Part of a data file:
- - - - -
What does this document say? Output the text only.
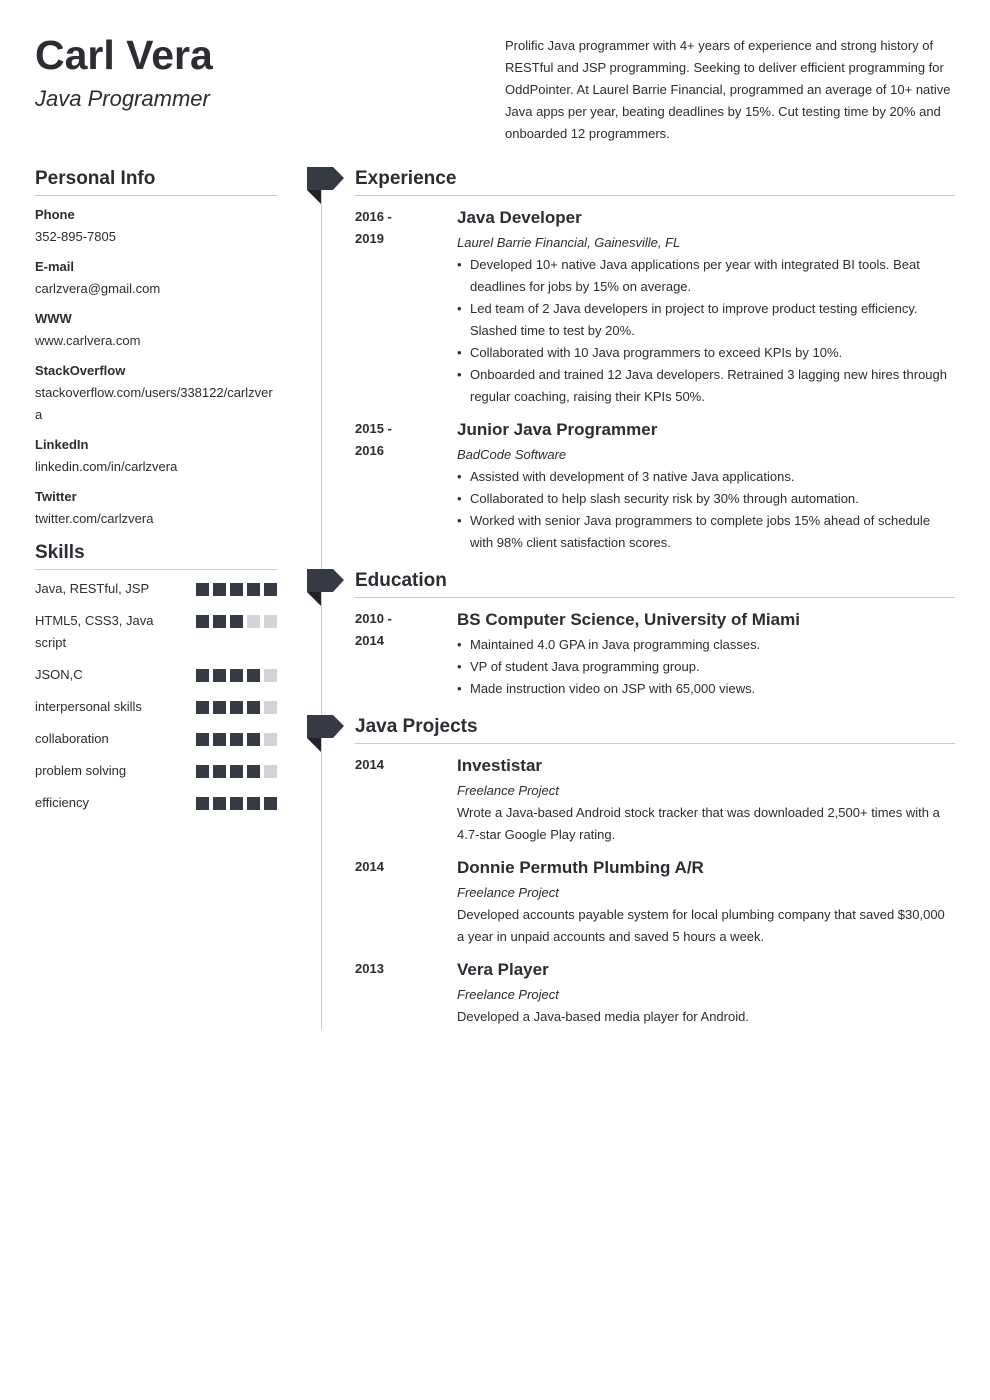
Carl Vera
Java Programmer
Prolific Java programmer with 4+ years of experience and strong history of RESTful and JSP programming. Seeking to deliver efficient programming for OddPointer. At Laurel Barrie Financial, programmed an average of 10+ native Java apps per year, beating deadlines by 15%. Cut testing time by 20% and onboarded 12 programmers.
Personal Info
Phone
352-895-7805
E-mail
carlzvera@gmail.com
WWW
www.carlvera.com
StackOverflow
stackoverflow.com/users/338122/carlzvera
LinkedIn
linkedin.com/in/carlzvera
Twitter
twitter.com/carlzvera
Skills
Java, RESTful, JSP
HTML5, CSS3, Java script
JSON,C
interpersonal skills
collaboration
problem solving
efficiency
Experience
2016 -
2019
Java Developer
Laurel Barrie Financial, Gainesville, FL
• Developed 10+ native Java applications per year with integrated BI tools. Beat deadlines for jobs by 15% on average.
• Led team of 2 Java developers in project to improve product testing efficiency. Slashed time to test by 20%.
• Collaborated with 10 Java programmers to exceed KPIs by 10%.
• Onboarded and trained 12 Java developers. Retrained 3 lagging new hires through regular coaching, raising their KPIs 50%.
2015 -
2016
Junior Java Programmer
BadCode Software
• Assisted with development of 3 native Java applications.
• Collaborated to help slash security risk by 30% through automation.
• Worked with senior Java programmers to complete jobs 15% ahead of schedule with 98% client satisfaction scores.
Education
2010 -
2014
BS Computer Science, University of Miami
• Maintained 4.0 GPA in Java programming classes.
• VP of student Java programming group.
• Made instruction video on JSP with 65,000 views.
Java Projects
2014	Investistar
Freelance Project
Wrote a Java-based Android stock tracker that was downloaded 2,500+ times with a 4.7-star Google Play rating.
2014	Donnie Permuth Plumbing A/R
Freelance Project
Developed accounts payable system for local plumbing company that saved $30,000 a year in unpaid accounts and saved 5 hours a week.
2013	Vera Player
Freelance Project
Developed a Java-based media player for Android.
- - - - -
Written request:
Select and copy each line from the data that includes the word "applications".

Written response:
• Developed 10+ native Java applications per year with integrated BI tools. Beat deadlines for jobs by 15% on average.
• Assisted with development of 3 native Java applications.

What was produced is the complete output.